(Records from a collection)
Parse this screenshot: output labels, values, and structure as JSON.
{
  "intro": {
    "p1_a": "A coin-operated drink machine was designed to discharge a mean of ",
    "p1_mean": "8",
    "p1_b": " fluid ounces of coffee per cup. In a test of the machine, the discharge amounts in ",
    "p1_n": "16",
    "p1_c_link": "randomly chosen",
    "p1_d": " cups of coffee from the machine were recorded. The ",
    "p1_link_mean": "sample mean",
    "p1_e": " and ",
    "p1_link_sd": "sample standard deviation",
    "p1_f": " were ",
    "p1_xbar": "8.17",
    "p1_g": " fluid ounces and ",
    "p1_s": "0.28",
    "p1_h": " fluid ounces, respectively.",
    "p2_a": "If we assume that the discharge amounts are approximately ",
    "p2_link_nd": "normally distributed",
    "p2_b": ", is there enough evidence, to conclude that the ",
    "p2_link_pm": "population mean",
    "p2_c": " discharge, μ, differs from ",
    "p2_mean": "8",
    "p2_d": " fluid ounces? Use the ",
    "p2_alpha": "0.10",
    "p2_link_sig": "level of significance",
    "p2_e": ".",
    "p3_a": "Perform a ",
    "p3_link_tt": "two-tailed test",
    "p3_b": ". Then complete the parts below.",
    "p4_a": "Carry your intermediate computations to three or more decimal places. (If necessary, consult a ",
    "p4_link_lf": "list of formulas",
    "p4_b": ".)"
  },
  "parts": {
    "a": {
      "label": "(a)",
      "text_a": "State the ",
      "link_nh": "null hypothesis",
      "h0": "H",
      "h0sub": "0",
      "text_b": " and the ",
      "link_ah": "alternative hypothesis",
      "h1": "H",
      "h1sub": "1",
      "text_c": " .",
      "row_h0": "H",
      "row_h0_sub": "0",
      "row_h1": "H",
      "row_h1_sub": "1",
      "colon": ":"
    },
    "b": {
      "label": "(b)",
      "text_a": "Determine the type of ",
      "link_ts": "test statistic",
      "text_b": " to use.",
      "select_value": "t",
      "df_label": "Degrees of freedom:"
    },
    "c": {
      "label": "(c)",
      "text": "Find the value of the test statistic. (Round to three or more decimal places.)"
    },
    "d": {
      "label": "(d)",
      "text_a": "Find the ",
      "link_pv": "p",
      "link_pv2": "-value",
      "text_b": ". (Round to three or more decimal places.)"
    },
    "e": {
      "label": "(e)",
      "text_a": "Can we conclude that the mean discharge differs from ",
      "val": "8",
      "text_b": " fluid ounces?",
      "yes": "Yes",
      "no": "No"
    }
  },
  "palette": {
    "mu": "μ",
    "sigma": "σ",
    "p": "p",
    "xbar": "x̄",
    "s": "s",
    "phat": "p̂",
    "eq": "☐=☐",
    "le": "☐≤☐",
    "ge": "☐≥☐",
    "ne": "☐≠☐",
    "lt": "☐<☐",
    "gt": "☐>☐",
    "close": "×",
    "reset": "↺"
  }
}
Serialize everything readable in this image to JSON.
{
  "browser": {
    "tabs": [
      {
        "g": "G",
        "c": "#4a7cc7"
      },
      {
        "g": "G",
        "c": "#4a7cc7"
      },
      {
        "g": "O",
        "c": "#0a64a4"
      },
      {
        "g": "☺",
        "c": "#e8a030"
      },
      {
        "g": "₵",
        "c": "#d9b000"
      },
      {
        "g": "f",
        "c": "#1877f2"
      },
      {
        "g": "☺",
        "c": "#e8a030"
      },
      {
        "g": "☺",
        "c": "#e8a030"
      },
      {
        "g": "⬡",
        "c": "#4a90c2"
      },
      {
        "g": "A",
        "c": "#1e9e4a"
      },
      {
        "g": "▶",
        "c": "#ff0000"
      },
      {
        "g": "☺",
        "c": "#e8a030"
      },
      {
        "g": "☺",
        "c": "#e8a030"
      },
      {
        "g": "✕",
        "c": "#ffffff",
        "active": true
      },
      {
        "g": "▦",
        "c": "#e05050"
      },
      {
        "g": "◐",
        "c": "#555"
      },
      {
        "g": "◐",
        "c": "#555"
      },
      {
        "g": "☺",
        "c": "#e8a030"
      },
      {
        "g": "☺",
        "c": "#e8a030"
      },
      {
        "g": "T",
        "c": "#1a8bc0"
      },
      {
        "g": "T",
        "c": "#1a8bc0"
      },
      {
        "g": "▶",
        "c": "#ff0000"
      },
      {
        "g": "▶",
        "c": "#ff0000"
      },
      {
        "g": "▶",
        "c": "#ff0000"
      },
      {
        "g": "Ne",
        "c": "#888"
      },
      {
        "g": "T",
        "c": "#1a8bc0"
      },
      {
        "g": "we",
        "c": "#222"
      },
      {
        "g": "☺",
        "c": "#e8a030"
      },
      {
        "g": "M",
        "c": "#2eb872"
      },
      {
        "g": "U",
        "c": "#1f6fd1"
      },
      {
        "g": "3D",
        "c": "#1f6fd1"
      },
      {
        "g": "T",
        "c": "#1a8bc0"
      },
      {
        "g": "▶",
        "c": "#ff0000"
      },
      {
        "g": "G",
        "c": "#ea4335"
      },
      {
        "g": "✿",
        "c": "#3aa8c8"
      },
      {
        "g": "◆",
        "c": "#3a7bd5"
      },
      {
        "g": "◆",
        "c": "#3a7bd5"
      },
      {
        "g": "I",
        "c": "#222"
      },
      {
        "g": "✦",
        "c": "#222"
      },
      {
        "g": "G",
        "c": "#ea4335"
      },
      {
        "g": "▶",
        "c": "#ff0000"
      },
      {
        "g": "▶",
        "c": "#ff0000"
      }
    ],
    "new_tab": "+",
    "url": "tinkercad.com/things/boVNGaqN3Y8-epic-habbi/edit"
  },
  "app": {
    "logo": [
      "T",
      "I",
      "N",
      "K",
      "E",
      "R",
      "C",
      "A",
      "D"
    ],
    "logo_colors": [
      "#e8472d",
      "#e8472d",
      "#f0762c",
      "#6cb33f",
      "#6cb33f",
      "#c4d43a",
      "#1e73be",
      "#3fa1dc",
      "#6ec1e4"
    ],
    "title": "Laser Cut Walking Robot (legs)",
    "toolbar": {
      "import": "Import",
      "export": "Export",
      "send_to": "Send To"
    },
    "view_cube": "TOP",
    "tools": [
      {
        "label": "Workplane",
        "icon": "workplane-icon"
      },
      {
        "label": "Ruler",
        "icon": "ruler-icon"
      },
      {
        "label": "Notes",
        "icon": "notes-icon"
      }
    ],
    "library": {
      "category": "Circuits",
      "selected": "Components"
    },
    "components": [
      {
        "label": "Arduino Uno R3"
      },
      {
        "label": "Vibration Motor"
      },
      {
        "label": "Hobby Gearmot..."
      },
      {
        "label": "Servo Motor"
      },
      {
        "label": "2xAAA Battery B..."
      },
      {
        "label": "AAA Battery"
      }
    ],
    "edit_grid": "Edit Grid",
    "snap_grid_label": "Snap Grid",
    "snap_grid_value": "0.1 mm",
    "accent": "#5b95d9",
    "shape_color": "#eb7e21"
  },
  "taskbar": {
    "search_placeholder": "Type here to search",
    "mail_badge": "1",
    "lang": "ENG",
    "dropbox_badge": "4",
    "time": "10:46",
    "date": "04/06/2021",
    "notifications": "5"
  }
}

**Exercise aim:** State only the count of lines above that hold the string "differs".

**Exercise solution:** 2